*PROBLEM*
From the entries provided below, copy each line that contains the word "JSON".

*LISTED RECORDS*
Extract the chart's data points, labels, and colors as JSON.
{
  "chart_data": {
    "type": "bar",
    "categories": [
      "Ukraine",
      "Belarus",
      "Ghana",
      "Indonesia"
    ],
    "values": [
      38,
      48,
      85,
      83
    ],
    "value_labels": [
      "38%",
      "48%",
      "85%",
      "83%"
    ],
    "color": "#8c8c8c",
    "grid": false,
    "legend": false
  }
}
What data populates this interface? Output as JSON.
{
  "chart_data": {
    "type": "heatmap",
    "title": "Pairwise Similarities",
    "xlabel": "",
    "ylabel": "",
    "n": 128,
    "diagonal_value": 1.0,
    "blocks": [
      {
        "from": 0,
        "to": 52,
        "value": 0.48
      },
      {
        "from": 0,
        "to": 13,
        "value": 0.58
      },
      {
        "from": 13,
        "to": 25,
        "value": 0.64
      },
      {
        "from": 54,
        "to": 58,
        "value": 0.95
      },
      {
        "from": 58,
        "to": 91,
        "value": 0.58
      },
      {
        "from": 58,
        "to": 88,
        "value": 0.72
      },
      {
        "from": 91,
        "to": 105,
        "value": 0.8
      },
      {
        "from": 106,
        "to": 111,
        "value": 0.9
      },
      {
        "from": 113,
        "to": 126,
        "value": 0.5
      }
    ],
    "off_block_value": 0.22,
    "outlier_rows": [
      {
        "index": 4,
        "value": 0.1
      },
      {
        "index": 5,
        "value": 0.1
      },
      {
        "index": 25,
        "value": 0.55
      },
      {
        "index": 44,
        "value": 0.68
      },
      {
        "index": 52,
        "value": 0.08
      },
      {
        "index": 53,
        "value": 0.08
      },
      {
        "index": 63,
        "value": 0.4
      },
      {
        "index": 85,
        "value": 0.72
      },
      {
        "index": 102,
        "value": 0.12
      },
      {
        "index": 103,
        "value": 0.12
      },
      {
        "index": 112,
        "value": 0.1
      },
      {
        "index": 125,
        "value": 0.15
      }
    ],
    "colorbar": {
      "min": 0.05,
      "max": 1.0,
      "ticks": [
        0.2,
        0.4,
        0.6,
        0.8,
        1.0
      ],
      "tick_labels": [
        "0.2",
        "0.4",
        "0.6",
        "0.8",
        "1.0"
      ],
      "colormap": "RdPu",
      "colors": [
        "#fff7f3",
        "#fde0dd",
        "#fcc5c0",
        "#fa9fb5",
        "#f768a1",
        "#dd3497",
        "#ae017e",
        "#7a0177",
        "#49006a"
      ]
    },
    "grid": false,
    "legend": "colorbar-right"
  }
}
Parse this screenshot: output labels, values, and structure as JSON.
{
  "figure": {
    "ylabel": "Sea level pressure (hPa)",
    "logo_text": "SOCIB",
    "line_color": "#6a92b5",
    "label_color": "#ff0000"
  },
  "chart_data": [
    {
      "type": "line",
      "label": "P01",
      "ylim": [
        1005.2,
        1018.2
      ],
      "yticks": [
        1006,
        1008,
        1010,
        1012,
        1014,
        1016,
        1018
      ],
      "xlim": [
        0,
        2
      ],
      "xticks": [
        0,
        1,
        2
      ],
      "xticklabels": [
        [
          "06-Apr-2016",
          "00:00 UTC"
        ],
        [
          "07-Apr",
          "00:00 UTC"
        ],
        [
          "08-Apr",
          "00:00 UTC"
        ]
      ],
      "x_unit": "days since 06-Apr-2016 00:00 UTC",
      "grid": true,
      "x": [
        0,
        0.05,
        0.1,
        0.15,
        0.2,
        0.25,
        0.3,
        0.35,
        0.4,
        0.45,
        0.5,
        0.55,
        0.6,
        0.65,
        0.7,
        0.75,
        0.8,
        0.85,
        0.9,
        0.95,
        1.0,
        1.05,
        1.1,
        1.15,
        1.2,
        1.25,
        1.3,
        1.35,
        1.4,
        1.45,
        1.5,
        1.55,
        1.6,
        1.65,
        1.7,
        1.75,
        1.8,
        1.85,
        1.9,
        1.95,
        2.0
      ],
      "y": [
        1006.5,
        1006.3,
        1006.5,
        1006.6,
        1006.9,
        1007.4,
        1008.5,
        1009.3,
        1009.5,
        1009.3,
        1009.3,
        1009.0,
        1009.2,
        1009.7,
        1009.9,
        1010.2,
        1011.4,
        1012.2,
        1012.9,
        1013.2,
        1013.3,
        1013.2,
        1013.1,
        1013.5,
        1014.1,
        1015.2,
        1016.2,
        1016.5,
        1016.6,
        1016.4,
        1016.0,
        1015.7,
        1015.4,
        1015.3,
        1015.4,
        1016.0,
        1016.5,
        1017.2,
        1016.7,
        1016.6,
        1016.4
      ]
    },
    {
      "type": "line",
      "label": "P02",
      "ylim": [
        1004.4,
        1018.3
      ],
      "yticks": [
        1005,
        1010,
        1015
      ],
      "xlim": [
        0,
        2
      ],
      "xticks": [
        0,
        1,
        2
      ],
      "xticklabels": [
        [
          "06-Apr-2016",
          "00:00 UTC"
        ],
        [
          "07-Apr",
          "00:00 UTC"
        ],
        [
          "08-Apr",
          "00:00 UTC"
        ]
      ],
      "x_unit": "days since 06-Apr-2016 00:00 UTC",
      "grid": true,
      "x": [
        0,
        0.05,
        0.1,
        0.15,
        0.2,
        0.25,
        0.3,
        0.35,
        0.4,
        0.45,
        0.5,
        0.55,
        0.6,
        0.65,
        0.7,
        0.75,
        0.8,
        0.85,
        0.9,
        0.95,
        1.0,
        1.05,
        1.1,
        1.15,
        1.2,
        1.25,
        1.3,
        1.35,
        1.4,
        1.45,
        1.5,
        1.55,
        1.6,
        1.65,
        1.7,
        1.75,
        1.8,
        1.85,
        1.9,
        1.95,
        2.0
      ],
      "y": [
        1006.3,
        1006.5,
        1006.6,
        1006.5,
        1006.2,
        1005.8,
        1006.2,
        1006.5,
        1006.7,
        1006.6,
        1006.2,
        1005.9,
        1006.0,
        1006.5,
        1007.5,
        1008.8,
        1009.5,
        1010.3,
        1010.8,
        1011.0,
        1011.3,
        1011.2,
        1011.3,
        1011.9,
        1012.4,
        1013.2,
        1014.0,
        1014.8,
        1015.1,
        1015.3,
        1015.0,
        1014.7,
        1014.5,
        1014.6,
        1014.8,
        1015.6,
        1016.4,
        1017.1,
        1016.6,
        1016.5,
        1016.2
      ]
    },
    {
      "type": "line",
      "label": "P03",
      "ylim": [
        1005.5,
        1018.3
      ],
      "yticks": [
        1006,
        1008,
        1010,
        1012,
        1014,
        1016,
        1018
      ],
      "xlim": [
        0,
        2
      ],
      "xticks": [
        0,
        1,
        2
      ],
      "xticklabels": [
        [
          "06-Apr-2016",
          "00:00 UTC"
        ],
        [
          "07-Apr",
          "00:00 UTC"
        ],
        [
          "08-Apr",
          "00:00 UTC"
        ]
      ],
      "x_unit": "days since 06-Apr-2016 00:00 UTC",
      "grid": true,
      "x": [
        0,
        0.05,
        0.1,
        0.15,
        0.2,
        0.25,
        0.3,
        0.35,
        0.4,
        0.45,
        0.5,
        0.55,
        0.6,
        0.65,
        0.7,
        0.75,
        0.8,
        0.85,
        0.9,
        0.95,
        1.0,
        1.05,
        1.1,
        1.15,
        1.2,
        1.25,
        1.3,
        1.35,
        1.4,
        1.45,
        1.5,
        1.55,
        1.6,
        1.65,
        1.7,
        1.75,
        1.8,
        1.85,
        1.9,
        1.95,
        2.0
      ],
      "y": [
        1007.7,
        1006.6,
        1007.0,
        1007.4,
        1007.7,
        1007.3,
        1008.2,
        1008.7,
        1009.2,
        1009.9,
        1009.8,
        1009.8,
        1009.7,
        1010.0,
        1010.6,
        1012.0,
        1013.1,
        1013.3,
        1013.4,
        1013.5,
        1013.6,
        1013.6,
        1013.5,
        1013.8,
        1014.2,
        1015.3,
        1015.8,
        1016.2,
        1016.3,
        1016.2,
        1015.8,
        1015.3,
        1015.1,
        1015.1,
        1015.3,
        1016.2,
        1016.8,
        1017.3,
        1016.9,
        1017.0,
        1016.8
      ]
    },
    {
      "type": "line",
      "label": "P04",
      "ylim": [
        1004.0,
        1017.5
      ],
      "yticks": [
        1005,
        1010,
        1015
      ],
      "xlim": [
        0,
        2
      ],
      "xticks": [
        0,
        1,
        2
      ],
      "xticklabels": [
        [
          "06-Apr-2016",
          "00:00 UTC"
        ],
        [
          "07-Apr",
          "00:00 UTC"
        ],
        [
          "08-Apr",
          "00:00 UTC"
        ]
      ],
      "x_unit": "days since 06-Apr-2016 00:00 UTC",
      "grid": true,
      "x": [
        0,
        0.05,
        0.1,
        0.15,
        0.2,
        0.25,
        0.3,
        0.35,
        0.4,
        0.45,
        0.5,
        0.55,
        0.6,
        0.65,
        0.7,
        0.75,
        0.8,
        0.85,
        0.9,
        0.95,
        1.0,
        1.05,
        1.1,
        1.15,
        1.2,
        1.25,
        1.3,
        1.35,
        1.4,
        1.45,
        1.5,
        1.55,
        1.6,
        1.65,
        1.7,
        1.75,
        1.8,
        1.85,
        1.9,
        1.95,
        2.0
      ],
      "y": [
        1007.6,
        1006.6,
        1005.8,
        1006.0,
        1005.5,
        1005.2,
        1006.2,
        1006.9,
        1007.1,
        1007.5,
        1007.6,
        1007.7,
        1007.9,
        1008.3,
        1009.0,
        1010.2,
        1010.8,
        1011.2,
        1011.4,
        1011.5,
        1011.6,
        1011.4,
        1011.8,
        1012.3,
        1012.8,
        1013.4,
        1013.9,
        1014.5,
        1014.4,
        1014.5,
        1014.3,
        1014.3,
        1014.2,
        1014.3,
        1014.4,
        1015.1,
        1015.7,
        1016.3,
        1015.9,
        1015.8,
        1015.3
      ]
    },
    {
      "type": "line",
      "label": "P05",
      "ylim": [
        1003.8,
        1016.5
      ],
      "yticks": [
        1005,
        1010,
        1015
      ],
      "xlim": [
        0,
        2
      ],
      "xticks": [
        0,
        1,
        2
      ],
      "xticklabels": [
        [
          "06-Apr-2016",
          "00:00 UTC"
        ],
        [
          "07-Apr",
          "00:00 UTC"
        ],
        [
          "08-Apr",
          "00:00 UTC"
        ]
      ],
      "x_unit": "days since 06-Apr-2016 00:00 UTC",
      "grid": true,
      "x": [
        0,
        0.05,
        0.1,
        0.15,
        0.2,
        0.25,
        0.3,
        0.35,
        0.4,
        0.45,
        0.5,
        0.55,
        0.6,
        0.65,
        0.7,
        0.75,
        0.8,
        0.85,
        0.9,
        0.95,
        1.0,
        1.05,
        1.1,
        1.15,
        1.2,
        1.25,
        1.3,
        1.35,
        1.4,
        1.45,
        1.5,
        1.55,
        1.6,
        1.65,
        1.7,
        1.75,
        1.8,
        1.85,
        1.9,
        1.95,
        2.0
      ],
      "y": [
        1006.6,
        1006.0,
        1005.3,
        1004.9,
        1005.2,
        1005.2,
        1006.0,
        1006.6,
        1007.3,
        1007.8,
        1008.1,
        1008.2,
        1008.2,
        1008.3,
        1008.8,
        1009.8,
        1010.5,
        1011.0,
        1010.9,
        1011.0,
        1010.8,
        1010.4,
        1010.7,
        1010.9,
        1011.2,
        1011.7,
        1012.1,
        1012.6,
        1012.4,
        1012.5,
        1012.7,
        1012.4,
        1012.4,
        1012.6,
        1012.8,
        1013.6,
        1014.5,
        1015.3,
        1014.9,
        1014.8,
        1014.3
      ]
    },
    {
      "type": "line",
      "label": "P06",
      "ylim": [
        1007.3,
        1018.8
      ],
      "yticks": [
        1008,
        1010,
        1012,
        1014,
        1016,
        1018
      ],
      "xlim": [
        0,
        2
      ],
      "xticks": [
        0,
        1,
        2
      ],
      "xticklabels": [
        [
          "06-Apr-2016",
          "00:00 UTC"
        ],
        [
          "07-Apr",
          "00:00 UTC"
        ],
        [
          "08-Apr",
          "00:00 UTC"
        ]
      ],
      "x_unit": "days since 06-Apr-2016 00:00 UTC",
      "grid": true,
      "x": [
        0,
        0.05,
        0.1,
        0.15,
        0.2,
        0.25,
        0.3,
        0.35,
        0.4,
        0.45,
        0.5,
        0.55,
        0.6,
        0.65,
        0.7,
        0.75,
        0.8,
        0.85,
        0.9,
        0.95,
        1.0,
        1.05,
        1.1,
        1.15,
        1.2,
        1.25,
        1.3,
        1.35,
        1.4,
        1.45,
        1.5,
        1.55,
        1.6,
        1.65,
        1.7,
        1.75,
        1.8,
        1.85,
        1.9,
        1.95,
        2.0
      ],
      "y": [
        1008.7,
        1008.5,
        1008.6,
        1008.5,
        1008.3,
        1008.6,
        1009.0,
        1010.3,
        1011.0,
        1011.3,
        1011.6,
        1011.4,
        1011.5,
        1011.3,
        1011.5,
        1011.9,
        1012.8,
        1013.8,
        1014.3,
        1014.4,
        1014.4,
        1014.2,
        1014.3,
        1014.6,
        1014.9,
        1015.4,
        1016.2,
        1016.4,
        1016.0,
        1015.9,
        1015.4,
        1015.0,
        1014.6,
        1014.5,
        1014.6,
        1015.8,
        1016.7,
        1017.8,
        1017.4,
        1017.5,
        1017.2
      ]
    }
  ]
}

*COMPLETE OUTPUT*
Extract the chart's data points, labels, and colors as JSON.
What data populates this interface? Output as JSON.
Parse this screenshot: output labels, values, and structure as JSON.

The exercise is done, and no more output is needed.